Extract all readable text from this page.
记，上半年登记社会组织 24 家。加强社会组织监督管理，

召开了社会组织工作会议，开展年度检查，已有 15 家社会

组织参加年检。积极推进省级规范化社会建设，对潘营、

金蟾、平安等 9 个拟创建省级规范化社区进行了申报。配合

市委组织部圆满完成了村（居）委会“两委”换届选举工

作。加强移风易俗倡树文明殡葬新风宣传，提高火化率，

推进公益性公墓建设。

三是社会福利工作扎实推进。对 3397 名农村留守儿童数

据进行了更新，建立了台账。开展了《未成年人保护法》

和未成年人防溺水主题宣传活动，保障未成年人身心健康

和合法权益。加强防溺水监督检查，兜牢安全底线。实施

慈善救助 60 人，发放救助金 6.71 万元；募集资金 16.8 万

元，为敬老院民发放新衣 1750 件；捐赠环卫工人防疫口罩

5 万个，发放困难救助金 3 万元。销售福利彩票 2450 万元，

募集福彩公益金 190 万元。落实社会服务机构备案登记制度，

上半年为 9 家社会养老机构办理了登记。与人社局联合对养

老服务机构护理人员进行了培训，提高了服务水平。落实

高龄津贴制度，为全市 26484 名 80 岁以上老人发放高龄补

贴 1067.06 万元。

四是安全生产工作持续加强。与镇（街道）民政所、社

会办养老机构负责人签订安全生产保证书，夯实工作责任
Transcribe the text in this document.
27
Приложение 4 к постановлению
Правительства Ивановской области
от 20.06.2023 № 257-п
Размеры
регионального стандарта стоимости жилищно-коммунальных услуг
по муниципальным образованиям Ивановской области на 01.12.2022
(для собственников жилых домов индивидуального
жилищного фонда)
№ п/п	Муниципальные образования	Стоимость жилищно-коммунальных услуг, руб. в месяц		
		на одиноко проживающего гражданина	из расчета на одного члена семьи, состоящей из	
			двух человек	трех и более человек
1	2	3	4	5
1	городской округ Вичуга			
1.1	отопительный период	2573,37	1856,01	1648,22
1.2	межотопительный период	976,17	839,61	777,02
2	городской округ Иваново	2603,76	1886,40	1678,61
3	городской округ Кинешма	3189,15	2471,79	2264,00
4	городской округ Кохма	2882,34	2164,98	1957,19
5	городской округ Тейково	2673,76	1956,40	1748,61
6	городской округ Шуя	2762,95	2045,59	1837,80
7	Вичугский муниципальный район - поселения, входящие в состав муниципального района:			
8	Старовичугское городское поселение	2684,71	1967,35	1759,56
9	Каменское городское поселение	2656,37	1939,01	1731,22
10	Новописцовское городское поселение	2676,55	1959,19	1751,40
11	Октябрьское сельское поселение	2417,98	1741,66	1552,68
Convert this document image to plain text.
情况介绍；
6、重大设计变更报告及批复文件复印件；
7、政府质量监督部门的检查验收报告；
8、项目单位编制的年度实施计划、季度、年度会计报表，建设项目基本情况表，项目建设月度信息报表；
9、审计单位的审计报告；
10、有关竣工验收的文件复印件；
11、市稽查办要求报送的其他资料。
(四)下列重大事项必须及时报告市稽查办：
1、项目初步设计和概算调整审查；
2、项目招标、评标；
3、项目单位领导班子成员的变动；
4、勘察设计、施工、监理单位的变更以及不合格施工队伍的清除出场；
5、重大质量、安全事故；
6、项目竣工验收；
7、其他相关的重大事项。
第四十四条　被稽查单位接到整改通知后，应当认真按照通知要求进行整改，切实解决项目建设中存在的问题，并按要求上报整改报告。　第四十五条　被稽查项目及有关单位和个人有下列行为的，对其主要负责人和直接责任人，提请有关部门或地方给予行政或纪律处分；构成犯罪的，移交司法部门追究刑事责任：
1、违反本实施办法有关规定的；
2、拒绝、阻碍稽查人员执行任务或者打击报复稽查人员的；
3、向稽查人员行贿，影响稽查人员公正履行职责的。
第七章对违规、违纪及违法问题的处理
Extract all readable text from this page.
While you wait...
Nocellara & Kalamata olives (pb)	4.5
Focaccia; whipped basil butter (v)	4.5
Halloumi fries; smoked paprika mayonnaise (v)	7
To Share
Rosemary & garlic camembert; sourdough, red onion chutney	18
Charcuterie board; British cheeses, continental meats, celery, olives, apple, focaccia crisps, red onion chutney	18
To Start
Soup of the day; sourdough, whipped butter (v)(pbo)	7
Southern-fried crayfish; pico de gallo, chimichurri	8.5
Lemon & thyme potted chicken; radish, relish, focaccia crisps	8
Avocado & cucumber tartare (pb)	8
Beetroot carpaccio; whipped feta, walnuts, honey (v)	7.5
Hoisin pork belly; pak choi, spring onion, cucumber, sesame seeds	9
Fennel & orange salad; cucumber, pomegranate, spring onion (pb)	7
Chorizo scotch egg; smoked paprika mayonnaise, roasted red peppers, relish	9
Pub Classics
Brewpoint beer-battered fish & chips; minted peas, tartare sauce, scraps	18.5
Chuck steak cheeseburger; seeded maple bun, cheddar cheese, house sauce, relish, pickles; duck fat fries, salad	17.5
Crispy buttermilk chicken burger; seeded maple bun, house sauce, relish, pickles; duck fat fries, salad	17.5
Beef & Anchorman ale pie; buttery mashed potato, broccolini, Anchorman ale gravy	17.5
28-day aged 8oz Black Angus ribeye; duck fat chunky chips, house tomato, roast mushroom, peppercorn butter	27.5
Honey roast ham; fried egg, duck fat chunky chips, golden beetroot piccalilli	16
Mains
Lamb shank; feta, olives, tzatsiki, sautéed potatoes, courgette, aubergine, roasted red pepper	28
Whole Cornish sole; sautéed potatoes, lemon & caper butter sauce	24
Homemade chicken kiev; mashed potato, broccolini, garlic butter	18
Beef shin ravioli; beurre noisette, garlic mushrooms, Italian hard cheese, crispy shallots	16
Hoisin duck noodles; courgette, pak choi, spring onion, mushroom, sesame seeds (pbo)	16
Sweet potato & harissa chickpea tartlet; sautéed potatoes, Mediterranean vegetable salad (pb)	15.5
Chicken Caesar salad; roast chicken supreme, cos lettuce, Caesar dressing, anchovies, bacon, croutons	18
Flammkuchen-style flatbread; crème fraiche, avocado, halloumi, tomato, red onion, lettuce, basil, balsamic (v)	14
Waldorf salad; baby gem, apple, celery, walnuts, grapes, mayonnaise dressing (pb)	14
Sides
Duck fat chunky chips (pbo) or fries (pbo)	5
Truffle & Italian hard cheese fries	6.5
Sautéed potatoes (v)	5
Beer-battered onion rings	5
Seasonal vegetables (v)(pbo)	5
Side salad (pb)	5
***
Exercise brief: In the entries above, identify every line with the string "crisps".

Solution:
Charcuterie board; British cheeses, continental meats, celery, olives, apple, focaccia crisps, red onion chutney	18
Lemon & thyme potted chicken; radish, relish, focaccia crisps	8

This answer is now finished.